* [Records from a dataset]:
##############################

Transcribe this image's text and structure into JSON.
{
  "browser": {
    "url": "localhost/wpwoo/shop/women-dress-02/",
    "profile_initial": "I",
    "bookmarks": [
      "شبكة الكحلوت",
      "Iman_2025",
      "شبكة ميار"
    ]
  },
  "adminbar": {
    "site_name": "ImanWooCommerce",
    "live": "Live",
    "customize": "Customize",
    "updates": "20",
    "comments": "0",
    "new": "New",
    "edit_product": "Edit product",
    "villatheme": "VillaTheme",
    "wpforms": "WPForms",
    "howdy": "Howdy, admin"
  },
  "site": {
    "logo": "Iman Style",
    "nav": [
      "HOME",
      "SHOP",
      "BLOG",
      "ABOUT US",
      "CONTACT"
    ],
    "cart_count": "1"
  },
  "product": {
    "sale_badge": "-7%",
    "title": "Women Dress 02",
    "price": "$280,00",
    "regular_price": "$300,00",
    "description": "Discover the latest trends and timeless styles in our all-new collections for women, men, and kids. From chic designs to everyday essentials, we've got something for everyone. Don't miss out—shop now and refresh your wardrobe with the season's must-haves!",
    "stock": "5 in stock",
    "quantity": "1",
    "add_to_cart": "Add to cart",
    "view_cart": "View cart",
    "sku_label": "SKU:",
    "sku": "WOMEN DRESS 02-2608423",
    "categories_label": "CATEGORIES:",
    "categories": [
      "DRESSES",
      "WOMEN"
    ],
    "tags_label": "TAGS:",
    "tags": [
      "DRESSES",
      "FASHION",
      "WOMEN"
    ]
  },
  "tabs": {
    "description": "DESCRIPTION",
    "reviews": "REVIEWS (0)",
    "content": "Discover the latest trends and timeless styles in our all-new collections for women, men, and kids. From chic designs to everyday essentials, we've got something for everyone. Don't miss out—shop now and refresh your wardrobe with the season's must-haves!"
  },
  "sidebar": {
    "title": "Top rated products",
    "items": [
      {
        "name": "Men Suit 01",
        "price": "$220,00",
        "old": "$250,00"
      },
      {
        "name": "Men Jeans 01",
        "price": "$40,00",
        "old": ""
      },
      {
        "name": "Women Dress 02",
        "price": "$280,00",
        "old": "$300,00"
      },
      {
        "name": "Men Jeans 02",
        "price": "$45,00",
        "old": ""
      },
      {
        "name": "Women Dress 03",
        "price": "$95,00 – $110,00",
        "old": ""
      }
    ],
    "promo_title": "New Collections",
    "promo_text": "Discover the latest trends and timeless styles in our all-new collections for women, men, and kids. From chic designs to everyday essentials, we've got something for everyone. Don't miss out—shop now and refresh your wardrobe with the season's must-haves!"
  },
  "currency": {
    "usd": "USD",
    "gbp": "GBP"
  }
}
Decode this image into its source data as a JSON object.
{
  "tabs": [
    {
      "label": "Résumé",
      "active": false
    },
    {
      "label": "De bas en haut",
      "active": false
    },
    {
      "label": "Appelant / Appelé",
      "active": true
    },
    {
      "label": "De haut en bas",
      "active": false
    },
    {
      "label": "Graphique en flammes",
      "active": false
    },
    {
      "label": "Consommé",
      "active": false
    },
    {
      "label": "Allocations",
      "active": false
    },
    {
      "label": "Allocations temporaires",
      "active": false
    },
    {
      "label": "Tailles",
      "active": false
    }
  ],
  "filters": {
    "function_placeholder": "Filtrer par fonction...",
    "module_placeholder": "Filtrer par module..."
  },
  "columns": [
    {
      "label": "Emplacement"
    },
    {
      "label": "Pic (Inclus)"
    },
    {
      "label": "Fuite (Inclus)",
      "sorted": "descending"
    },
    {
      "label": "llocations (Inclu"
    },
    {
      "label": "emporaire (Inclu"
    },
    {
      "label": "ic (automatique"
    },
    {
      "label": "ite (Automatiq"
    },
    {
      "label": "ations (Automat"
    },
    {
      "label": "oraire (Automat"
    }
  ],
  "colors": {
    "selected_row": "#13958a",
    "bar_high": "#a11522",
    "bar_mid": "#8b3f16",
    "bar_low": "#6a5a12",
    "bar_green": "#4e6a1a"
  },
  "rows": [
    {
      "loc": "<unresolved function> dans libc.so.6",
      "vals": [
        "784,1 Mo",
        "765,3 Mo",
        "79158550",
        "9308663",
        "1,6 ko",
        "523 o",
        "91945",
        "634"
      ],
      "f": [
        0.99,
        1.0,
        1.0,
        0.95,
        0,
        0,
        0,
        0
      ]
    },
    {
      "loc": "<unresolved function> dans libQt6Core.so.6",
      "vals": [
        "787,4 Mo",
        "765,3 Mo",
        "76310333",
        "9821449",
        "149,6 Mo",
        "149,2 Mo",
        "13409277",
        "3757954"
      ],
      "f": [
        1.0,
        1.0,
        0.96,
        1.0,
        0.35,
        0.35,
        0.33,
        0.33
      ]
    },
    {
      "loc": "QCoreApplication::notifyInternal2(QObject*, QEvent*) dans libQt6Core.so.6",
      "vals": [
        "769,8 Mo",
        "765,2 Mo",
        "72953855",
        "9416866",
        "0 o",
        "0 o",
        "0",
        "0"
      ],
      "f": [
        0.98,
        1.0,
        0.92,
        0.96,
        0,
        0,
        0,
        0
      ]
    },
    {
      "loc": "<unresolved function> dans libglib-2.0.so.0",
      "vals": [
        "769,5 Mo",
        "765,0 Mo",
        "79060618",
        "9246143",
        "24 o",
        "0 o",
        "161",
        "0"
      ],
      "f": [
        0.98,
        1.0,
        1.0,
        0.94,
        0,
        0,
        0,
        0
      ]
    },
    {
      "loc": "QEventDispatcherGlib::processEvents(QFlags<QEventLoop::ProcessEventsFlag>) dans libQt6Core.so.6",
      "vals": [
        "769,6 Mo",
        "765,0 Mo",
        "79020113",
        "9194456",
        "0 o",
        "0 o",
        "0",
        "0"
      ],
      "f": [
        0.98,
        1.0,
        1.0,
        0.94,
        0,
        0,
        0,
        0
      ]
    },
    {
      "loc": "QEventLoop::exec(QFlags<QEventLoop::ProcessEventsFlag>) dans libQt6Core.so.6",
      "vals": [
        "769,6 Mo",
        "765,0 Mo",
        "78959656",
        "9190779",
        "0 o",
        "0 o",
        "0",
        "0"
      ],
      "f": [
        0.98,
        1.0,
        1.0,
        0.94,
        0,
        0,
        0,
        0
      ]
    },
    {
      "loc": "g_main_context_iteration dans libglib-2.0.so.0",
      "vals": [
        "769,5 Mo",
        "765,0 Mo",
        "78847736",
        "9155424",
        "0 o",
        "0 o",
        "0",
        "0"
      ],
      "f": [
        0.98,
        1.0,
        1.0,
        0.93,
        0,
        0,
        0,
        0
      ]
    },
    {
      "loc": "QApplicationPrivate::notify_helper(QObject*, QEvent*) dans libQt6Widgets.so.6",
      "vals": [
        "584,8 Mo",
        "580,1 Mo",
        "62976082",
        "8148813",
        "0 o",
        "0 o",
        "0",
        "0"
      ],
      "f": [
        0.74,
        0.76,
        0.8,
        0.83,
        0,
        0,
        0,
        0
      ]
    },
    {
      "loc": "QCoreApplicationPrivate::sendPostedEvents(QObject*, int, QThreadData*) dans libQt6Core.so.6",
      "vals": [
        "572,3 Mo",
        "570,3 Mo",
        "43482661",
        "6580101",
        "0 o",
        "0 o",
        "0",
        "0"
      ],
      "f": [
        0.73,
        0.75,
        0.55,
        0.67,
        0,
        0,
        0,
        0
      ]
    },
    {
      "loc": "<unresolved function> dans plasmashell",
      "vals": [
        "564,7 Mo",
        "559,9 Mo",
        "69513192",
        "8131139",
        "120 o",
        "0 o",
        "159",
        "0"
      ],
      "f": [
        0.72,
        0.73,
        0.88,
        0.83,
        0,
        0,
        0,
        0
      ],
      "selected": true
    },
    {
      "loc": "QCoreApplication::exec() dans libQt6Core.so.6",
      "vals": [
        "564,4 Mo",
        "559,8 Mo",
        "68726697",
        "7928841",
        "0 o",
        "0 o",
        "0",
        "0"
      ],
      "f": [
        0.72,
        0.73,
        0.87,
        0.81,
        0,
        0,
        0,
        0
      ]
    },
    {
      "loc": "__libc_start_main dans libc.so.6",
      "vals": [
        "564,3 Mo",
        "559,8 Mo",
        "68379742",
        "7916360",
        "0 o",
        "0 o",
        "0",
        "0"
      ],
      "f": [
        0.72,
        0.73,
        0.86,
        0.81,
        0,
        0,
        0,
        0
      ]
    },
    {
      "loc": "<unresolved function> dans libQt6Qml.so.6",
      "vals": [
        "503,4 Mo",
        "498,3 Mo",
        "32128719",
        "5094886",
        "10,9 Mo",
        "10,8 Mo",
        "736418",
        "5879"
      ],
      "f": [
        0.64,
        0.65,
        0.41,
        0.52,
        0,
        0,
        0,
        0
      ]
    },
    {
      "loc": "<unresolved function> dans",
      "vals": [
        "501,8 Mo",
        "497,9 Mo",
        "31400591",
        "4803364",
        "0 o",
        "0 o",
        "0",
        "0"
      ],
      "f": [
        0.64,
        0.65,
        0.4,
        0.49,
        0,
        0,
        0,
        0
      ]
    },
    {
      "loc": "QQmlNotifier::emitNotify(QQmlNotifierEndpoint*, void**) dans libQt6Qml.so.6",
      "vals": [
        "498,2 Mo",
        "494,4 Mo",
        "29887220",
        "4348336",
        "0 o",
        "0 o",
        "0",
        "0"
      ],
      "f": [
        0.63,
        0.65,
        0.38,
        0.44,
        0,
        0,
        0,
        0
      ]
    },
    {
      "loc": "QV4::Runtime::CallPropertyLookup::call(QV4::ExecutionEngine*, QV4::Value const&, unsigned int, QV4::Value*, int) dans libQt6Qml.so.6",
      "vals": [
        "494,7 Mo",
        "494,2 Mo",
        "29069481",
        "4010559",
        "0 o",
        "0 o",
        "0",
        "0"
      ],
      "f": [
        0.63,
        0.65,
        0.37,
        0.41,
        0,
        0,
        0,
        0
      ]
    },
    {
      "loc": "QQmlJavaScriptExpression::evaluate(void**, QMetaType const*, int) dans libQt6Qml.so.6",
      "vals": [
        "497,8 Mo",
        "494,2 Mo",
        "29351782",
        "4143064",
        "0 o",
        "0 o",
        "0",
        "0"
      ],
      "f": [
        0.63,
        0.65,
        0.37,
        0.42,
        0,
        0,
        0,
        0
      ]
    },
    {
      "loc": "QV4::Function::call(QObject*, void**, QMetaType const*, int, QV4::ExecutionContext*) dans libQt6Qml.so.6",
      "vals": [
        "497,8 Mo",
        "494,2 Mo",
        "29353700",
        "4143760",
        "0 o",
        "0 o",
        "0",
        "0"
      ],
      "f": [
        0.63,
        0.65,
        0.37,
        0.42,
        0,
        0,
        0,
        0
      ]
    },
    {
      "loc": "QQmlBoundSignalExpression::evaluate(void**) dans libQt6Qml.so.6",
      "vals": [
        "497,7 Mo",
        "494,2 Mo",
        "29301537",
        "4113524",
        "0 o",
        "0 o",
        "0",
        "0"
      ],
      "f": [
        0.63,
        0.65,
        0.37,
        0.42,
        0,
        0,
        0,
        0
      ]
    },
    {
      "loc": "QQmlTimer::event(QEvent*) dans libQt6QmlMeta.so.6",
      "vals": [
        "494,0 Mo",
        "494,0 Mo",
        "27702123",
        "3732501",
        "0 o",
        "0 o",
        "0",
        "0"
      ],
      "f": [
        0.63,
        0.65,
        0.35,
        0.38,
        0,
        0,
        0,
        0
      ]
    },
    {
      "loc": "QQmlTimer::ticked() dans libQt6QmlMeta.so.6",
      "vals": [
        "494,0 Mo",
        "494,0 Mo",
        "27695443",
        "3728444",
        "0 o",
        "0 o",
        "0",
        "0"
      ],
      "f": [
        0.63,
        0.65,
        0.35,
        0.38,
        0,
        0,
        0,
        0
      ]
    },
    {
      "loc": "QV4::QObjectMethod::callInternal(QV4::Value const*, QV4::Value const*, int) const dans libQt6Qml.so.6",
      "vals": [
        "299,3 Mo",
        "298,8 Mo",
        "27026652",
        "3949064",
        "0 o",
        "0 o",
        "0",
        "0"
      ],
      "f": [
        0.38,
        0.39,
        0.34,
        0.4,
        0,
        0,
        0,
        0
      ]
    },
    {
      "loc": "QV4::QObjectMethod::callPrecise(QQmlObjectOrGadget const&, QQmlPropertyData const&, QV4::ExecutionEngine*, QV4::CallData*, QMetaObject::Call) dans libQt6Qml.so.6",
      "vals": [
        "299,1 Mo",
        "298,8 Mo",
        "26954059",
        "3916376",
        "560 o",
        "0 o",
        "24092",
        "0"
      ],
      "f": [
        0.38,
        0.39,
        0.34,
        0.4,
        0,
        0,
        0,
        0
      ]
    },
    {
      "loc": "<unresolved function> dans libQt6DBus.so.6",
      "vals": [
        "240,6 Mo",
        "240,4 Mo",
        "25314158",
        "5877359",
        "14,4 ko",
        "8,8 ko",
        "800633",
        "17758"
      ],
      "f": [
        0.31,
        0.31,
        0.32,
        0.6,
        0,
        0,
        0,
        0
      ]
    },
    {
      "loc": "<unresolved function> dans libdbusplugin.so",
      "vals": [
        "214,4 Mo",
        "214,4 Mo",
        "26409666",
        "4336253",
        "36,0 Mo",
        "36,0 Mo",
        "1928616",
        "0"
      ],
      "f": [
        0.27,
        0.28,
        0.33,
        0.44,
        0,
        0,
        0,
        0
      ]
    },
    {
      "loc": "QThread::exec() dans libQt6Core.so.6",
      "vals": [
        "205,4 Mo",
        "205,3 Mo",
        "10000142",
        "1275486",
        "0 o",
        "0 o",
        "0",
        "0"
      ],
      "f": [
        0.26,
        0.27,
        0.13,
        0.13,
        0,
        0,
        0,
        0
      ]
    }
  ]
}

##############################

* [WHAT YOU HAVE TO DO]: Return each line of the data that contains the string "haves".

* [THE ANSWER]:
    "description": "Discover the latest trends and timeless styles in our all-new collections for women, men, and kids. From chic designs to everyday essentials, we've got something for everyone. Don't miss out—shop now and refresh your wardrobe with the season's must-haves!",
    "content": "Discover the latest trends and timeless styles in our all-new collections for women, men, and kids. From chic designs to everyday essentials, we've got something for everyone. Don't miss out—shop now and refresh your wardrobe with the season's must-haves!"
    "promo_text": "Discover the latest trends and timeless styles in our all-new collections for women, men, and kids. From chic designs to everyday essentials, we've got something for everyone. Don't miss out—shop now and refresh your wardrobe with the season's must-haves!"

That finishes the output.